Stored data:

*****

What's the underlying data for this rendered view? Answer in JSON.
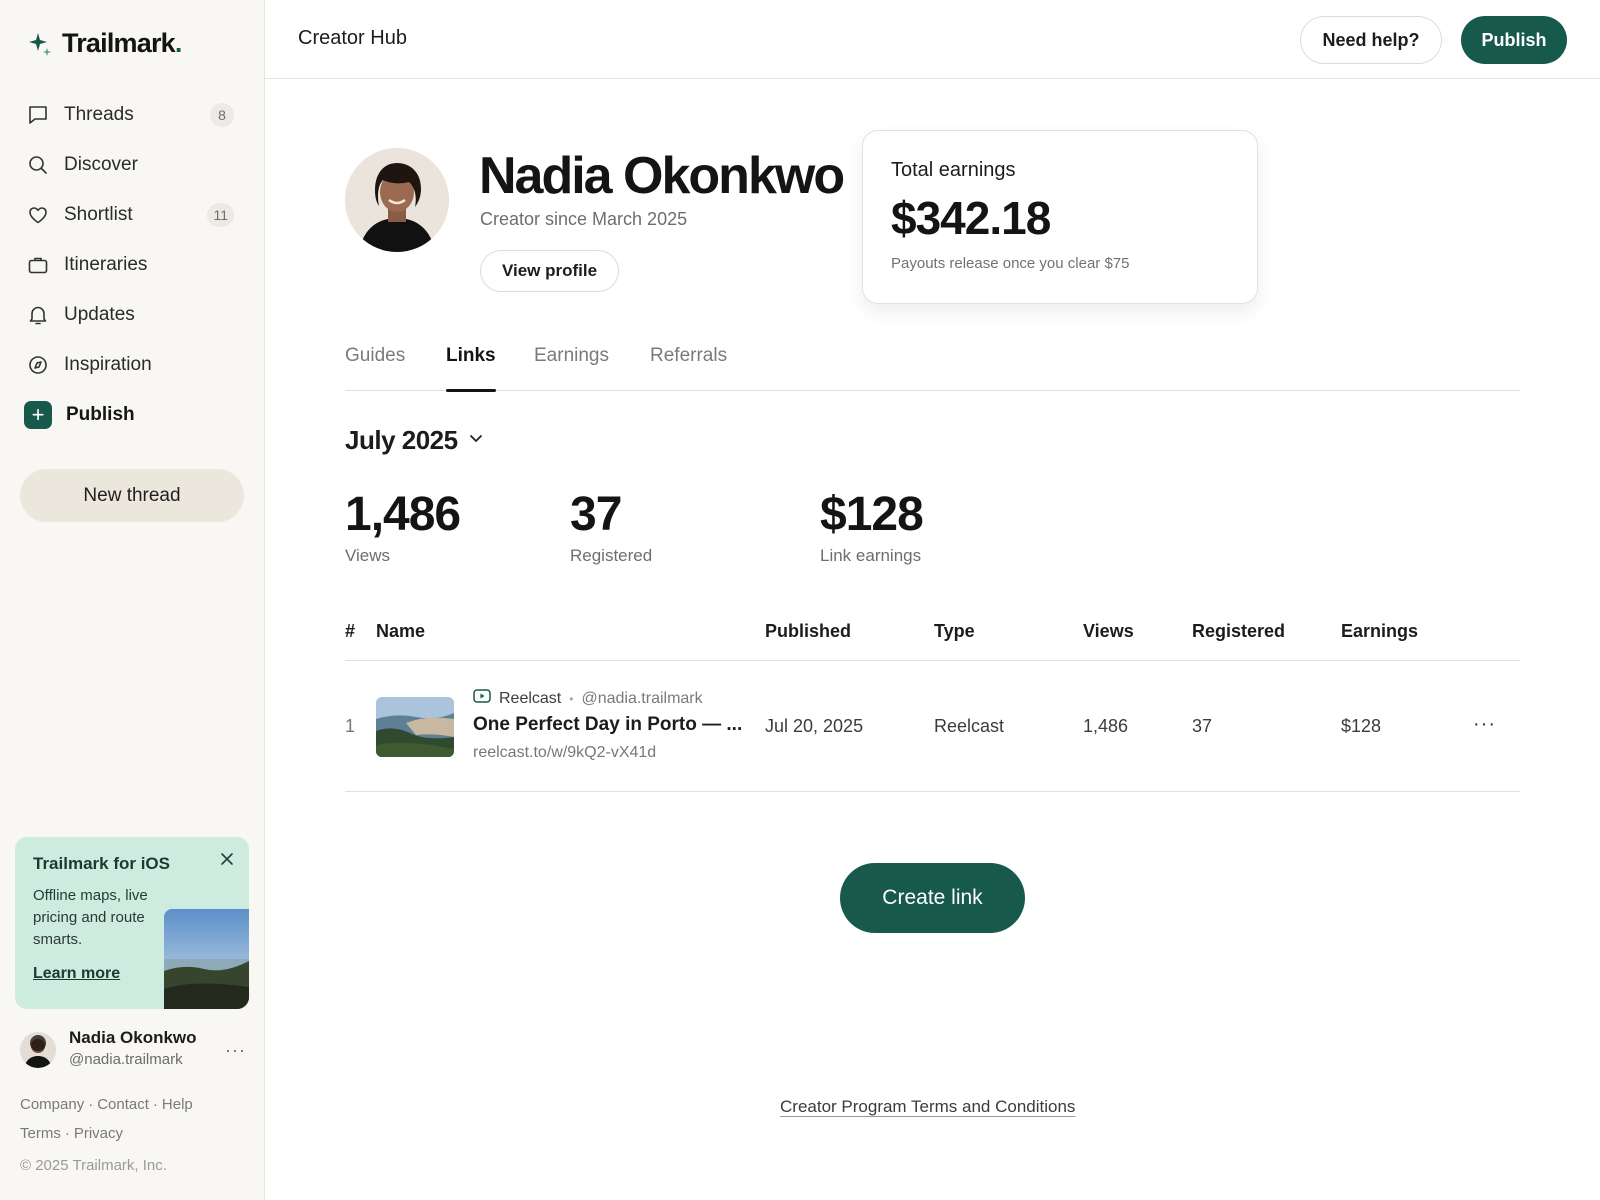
{
  "brand": {
    "name": "Trailmark",
    "dot": ".",
    "accent": "#17594a"
  },
  "sidebar": {
    "items": [
      {
        "label": "Threads",
        "count": "8",
        "icon": "chat-bubble-icon"
      },
      {
        "label": "Discover",
        "count": "",
        "icon": "search-icon"
      },
      {
        "label": "Shortlist",
        "count": "11",
        "icon": "heart-icon"
      },
      {
        "label": "Itineraries",
        "count": "",
        "icon": "briefcase-icon"
      },
      {
        "label": "Updates",
        "count": "",
        "icon": "bell-icon"
      },
      {
        "label": "Inspiration",
        "count": "",
        "icon": "compass-icon"
      }
    ],
    "publish_label": "Publish",
    "new_thread": "New thread",
    "promo": {
      "title": "Trailmark for iOS",
      "text": "Offline maps, live pricing and route smarts.",
      "link": "Learn more"
    },
    "user": {
      "name": "Nadia Okonkwo",
      "handle": "@nadia.trailmark"
    },
    "footer_links": [
      "Company",
      "Contact",
      "Help",
      "Terms",
      "Privacy"
    ],
    "copyright": "© 2025 Trailmark, Inc."
  },
  "header": {
    "title": "Creator Hub",
    "help_label": "Need help?",
    "publish_label": "Publish"
  },
  "profile": {
    "name": "Nadia Okonkwo",
    "since": "Creator since March 2025",
    "view_label": "View profile"
  },
  "earnings_card": {
    "title": "Total earnings",
    "value": "$342.18",
    "note": "Payouts release once you clear $75"
  },
  "tabs": [
    {
      "label": "Guides",
      "active": false
    },
    {
      "label": "Links",
      "active": true
    },
    {
      "label": "Earnings",
      "active": false
    },
    {
      "label": "Referrals",
      "active": false
    }
  ],
  "period": "July 2025",
  "stats": [
    {
      "value": "1,486",
      "label": "Views"
    },
    {
      "value": "37",
      "label": "Registered"
    },
    {
      "value": "$128",
      "label": "Link earnings"
    }
  ],
  "table": {
    "columns": [
      "#",
      "Name",
      "Published",
      "Type",
      "Views",
      "Registered",
      "Earnings"
    ],
    "rows": [
      {
        "index": "1",
        "source": "Reelcast",
        "handle": "@nadia.trailmark",
        "title": "One Perfect Day in Porto — ...",
        "url": "reelcast.to/w/9kQ2-vX41d",
        "published": "Jul 20, 2025",
        "type": "Reelcast",
        "views": "1,486",
        "registered": "37",
        "earnings": "$128",
        "more": "···"
      }
    ]
  },
  "create_link": "Create link",
  "terms": "Creator Program Terms and Conditions"
}
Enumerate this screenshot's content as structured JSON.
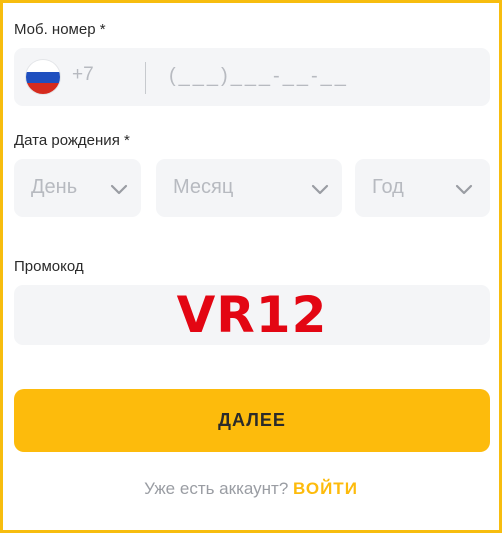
{
  "phone": {
    "label": "Моб. номер *",
    "country_flag": "russia-flag-icon",
    "country_code": "+7",
    "placeholder": "(___)___-__-__"
  },
  "birth": {
    "label": "Дата рождения *",
    "day_placeholder": "День",
    "month_placeholder": "Месяц",
    "year_placeholder": "Год"
  },
  "promo": {
    "label": "Промокод",
    "value": "VR12"
  },
  "submit": {
    "label": "ДАЛЕЕ"
  },
  "footer": {
    "question": "Уже есть аккаунт?",
    "login_link": "ВОЙТИ"
  },
  "colors": {
    "accent": "#fdbb0c",
    "promo_text": "#e30613",
    "field_bg": "#f4f5f7",
    "border": "#f7bd0f"
  }
}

*****

▸ STATED EXERCISE
Skip the pictures; extract only the lines from the line with "Enumerate this screenshot's" through the final line of the material, exactly as they appear.

▸ SOLUTION TO THE EXERCISE
Enumerate this screenshot's content as structured JSON.
{
  "phone": {
    "label": "Моб. номер *",
    "country_flag": "russia-flag-icon",
    "country_code": "+7",
    "placeholder": "(___)___-__-__"
  },
  "birth": {
    "label": "Дата рождения *",
    "day_placeholder": "День",
    "month_placeholder": "Месяц",
    "year_placeholder": "Год"
  },
  "promo": {
    "label": "Промокод",
    "value": "VR12"
  },
  "submit": {
    "label": "ДАЛЕЕ"
  },
  "footer": {
    "question": "Уже есть аккаунт?",
    "login_link": "ВОЙТИ"
  },
  "colors": {
    "accent": "#fdbb0c",
    "promo_text": "#e30613",
    "field_bg": "#f4f5f7",
    "border": "#f7bd0f"
  }
}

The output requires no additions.